▶ [Document segment]:
:::

In the case of the office, you have to expend significant effort to store things before you can retrieve them efficiently. You also have to remember to put them back. This works, though, because physical objects are limited by the fact they can only be in one place at once, so the place may as well be predictable.

Furthermore, the office folder is a discoverable interface. The drawers are basically all in front of you, and you get a good idea of their contents by looking at the little labels above their handles.

Computer folders, on the other hand, have tended to reflect application groupings (all the files pertaining to this or that application) as opposed to data groupings. Your reports don't naturally come together; you have to expend energy to organize them upfront.

My "documents" folder has the rough structure:
Documents|-- Fiction|-- Manuals|   `-- Infocom|-- Programming|   |-- Games|   |   |-- D20|   |   `-- The Art of Computer Game Design|   |-- Graphics|   |   |-- GLFW|   |   |-- OpenGL|   |   |   |-- 2.0|   |   |   `-- Extensions|   `-- Languages|       |-- C|       |-- C++|       |-- D|       |-- Eiffel|       |-- Haskell|       `-- Java|-- Operating Systems|   `-- SUSV3|-- Libraries|   |-- OpenGL -> ~/Documents/Programming/Graphics/OpenGL|   |-- OpenAL -> ~/Documents/Programming/Sound/OpenAL|   |-- StdC++|   `-- STL... Etc

That doesn't seem particularly "application-centric".

:::

▶ [Problem requirements]: In the text on office and computer folders, why does keeping physical objects in a predictable place work?

▶ [Data excerpts]:

:::

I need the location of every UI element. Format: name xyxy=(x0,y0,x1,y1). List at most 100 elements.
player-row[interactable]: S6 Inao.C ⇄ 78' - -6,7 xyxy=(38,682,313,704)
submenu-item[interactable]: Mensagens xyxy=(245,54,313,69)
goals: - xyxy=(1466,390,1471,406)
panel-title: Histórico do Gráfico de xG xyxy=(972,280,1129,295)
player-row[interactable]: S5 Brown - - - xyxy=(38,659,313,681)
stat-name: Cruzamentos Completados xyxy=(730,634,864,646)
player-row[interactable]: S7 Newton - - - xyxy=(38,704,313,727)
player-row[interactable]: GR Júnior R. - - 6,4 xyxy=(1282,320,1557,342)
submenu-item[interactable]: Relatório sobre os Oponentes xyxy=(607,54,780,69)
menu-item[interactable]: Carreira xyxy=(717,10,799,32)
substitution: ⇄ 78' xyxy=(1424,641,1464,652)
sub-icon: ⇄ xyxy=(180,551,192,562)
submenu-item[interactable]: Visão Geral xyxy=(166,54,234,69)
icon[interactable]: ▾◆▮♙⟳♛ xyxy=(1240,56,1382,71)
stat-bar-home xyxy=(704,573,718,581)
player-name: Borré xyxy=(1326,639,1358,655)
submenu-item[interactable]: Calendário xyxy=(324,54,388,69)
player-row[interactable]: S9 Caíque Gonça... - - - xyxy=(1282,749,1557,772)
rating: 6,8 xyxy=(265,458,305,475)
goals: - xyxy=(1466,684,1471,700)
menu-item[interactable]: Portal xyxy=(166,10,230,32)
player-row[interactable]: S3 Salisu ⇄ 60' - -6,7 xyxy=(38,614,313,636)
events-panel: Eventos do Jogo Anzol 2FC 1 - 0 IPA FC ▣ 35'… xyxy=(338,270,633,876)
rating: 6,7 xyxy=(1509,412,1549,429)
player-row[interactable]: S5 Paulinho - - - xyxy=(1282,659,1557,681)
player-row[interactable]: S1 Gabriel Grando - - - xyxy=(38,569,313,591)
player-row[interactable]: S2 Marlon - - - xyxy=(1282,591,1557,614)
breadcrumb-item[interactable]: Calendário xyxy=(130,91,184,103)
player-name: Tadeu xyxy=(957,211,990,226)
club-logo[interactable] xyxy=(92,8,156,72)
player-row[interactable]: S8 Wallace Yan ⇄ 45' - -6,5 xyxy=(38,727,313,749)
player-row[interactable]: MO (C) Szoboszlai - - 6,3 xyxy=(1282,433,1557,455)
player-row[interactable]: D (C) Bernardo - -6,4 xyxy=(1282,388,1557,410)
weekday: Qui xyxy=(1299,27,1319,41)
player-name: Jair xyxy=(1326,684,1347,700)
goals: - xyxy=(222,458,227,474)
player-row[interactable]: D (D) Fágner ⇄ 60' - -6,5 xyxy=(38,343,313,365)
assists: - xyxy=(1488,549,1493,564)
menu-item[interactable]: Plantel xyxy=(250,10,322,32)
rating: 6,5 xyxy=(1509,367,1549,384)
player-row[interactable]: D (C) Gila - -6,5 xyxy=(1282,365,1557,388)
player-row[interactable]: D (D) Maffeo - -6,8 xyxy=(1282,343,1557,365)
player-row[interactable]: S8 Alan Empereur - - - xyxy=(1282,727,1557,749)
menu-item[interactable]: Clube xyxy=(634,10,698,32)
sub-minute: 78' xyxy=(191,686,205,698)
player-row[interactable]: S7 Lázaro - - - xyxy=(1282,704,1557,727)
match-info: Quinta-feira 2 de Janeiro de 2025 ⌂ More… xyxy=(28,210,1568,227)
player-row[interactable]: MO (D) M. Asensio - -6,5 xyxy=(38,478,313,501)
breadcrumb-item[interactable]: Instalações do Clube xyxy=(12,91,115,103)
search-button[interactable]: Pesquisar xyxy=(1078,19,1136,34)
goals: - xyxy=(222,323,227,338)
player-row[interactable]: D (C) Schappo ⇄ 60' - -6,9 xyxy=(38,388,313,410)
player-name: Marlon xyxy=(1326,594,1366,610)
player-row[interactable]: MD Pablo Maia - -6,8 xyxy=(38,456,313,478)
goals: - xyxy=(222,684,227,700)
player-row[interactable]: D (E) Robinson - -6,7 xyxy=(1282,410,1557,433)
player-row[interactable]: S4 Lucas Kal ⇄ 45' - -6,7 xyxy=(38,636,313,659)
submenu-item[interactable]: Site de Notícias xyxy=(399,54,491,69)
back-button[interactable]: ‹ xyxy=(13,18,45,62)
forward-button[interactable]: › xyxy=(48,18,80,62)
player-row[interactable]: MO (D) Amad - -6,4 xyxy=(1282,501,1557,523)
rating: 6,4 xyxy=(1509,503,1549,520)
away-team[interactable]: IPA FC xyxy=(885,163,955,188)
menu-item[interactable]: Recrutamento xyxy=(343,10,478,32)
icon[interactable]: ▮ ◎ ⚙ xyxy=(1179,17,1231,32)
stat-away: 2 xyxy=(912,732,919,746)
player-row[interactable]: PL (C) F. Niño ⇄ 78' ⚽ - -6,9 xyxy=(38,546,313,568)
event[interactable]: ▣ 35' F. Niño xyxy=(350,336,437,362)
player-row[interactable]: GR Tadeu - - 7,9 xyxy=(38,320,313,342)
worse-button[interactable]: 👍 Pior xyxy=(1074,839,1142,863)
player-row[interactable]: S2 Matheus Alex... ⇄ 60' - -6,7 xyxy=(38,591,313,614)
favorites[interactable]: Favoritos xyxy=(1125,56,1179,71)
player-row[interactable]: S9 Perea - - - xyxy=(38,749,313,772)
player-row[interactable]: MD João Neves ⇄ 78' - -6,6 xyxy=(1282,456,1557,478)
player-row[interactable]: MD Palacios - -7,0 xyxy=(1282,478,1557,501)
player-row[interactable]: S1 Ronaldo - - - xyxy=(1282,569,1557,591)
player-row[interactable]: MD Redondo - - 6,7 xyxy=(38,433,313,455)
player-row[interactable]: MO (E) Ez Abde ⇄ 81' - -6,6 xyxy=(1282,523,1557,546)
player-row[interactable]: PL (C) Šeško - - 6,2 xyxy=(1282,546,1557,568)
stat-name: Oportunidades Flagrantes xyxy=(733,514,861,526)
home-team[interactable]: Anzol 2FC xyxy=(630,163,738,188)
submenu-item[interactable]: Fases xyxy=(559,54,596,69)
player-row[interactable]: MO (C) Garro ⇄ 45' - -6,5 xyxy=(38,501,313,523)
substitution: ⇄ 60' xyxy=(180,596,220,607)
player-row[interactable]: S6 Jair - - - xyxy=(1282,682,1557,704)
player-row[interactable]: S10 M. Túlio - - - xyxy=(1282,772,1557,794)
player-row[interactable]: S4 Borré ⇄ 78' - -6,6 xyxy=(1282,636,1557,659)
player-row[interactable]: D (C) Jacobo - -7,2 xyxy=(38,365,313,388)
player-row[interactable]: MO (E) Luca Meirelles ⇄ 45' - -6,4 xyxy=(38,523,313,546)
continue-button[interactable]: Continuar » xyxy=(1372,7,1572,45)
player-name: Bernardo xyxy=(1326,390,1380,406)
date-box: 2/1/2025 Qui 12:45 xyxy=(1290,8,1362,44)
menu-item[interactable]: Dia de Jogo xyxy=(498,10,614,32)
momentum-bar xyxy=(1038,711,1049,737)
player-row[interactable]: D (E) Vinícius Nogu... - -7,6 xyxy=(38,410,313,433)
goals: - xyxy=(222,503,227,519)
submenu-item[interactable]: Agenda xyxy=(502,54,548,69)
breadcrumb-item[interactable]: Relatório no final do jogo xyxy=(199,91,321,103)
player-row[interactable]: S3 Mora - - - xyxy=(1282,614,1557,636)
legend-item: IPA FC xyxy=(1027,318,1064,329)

:::

▶ [Response]: Physical objects can only be in one place at once, so the place may as well be predictable.